_Task details_.
Your task is to extract every line from the material below exactly.

== Extracted records ==

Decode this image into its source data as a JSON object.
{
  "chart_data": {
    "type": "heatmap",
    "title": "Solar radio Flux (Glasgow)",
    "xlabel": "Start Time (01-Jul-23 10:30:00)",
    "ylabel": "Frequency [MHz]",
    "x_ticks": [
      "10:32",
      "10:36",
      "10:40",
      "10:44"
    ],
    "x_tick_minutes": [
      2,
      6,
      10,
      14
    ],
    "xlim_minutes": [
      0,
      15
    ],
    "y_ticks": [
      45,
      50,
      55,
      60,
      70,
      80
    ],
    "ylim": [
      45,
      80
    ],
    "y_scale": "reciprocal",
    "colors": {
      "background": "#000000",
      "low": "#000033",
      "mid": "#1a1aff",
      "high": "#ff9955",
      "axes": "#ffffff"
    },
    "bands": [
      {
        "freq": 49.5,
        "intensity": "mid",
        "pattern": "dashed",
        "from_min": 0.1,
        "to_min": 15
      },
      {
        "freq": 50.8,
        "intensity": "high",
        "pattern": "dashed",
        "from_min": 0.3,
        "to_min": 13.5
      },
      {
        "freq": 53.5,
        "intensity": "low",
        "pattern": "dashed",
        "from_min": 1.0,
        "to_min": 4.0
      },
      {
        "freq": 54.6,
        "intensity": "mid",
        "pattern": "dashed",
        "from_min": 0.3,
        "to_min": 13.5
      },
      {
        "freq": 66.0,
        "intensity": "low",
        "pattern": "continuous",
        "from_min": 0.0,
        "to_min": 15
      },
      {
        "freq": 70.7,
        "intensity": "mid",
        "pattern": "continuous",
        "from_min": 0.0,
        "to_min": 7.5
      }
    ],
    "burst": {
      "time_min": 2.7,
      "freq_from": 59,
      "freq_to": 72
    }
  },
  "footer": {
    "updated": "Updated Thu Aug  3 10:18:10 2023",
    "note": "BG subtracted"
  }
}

===

_Complete answer_.
Decode this image into its source data as a JSON object.
{
  "chart_data": {
    "type": "heatmap",
    "title": "Solar radio Flux (Glasgow)",
    "xlabel": "Start Time (01-Jul-23 10:30:00)",
    "ylabel": "Frequency [MHz]",
    "x_ticks": [
      "10:32",
      "10:36",
      "10:40",
      "10:44"
    ],
    "x_tick_minutes": [
      2,
      6,
      10,
      14
    ],
    "xlim_minutes": [
      0,
      15
    ],
    "y_ticks": [
      45,
      50,
      55,
      60,
      70,
      80
    ],
    "ylim": [
      45,
      80
    ],
    "y_scale": "reciprocal",
    "colors": {
      "background": "#000000",
      "low": "#000033",
      "mid": "#1a1aff",
      "high": "#ff9955",
      "axes": "#ffffff"
    },
    "bands": [
      {
        "freq": 49.5,
        "intensity": "mid",
        "pattern": "dashed",
        "from_min": 0.1,
        "to_min": 15
      },
      {
        "freq": 50.8,
        "intensity": "high",
        "pattern": "dashed",
        "from_min": 0.3,
        "to_min": 13.5
      },
      {
        "freq": 53.5,
        "intensity": "low",
        "pattern": "dashed",
        "from_min": 1.0,
        "to_min": 4.0
      },
      {
        "freq": 54.6,
        "intensity": "mid",
        "pattern": "dashed",
        "from_min": 0.3,
        "to_min": 13.5
      },
      {
        "freq": 66.0,
        "intensity": "low",
        "pattern": "continuous",
        "from_min": 0.0,
        "to_min": 15
      },
      {
        "freq": 70.7,
        "intensity": "mid",
        "pattern": "continuous",
        "from_min": 0.0,
        "to_min": 7.5
      }
    ],
    "burst": {
      "time_min": 2.7,
      "freq_from": 59,
      "freq_to": 72
    }
  },
  "footer": {
    "updated": "Updated Thu Aug  3 10:18:10 2023",
    "note": "BG subtracted"
  }
}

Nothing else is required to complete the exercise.